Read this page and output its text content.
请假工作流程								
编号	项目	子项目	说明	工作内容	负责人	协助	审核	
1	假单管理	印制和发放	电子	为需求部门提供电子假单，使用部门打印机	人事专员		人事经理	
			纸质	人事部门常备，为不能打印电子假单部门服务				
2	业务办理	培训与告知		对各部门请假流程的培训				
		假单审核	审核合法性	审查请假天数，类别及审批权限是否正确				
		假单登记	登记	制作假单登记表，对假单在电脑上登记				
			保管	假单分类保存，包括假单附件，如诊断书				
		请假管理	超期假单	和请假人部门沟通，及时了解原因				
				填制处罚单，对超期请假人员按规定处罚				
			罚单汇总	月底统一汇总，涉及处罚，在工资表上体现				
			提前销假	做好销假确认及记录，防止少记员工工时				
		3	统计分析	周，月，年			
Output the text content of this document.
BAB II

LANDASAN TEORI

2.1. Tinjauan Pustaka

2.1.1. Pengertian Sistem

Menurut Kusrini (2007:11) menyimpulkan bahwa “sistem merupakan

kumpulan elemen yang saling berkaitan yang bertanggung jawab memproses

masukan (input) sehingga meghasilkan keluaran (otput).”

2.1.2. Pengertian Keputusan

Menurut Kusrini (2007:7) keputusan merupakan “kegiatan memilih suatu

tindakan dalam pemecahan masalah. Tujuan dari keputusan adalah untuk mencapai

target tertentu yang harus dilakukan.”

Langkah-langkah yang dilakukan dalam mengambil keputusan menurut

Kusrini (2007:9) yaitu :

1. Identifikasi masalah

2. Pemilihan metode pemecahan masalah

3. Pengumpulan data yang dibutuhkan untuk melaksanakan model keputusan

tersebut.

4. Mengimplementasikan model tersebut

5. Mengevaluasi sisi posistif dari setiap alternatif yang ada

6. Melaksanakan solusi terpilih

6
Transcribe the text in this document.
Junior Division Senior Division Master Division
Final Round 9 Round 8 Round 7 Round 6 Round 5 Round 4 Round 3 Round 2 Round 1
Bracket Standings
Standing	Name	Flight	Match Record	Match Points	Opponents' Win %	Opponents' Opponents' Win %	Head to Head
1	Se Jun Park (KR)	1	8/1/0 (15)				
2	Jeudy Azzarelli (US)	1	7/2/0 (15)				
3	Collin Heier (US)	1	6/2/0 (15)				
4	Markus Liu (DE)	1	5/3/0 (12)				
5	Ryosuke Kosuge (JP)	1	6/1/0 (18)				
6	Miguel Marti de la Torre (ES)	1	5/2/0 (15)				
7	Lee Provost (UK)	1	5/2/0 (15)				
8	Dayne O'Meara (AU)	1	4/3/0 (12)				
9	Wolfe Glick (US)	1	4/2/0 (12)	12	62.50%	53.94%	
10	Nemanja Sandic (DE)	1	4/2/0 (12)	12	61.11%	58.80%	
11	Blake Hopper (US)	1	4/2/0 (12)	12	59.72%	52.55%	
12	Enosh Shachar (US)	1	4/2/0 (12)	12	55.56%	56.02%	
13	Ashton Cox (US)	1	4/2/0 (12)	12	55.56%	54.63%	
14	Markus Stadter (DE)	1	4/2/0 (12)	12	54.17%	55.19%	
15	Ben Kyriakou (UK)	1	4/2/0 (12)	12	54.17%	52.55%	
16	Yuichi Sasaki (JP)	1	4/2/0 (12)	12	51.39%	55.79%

***

■ Written task ■
Return all of the entries exactly as they were supplied.

■ Answer in full ■
Read this page and output its text content.
请假工作流程								
编号	项目	子项目	说明	工作内容	负责人	协助	审核	
1	假单管理	印制和发放	电子	为需求部门提供电子假单，使用部门打印机	人事专员		人事经理	
			纸质	人事部门常备，为不能打印电子假单部门服务				
2	业务办理	培训与告知		对各部门请假流程的培训				
		假单审核	审核合法性	审查请假天数，类别及审批权限是否正确				
		假单登记	登记	制作假单登记表，对假单在电脑上登记				
			保管	假单分类保存，包括假单附件，如诊断书				
		请假管理	超期假单	和请假人部门沟通，及时了解原因				
				填制处罚单，对超期请假人员按规定处罚				
			罚单汇总	月底统一汇总，涉及处罚，在工资表上体现				
			提前销假	做好销假确认及记录，防止少记员工工时				
		3	统计分析	周，月，年			
Output the text content of this document.
BAB II

LANDASAN TEORI

2.1. Tinjauan Pustaka

2.1.1. Pengertian Sistem

Menurut Kusrini (2007:11) menyimpulkan bahwa “sistem merupakan

kumpulan elemen yang saling berkaitan yang bertanggung jawab memproses

masukan (input) sehingga meghasilkan keluaran (otput).”

2.1.2. Pengertian Keputusan

Menurut Kusrini (2007:7) keputusan merupakan “kegiatan memilih suatu

tindakan dalam pemecahan masalah. Tujuan dari keputusan adalah untuk mencapai

target tertentu yang harus dilakukan.”

Langkah-langkah yang dilakukan dalam mengambil keputusan menurut

Kusrini (2007:9) yaitu :

1. Identifikasi masalah

2. Pemilihan metode pemecahan masalah

3. Pengumpulan data yang dibutuhkan untuk melaksanakan model keputusan

tersebut.

4. Mengimplementasikan model tersebut

5. Mengevaluasi sisi posistif dari setiap alternatif yang ada

6. Melaksanakan solusi terpilih

6
Transcribe the text in this document.
Junior Division Senior Division Master Division
Final Round 9 Round 8 Round 7 Round 6 Round 5 Round 4 Round 3 Round 2 Round 1
Bracket Standings
Standing	Name	Flight	Match Record	Match Points	Opponents' Win %	Opponents' Opponents' Win %	Head to Head
1	Se Jun Park (KR)	1	8/1/0 (15)				
2	Jeudy Azzarelli (US)	1	7/2/0 (15)				
3	Collin Heier (US)	1	6/2/0 (15)				
4	Markus Liu (DE)	1	5/3/0 (12)				
5	Ryosuke Kosuge (JP)	1	6/1/0 (18)				
6	Miguel Marti de la Torre (ES)	1	5/2/0 (15)				
7	Lee Provost (UK)	1	5/2/0 (15)				
8	Dayne O'Meara (AU)	1	4/3/0 (12)				
9	Wolfe Glick (US)	1	4/2/0 (12)	12	62.50%	53.94%	
10	Nemanja Sandic (DE)	1	4/2/0 (12)	12	61.11%	58.80%	
11	Blake Hopper (US)	1	4/2/0 (12)	12	59.72%	52.55%	
12	Enosh Shachar (US)	1	4/2/0 (12)	12	55.56%	56.02%	
13	Ashton Cox (US)	1	4/2/0 (12)	12	55.56%	54.63%	
14	Markus Stadter (DE)	1	4/2/0 (12)	12	54.17%	55.19%	
15	Ben Kyriakou (UK)	1	4/2/0 (12)	12	54.17%	52.55%	
16	Yuichi Sasaki (JP)	1	4/2/0 (12)	12	51.39%	55.79%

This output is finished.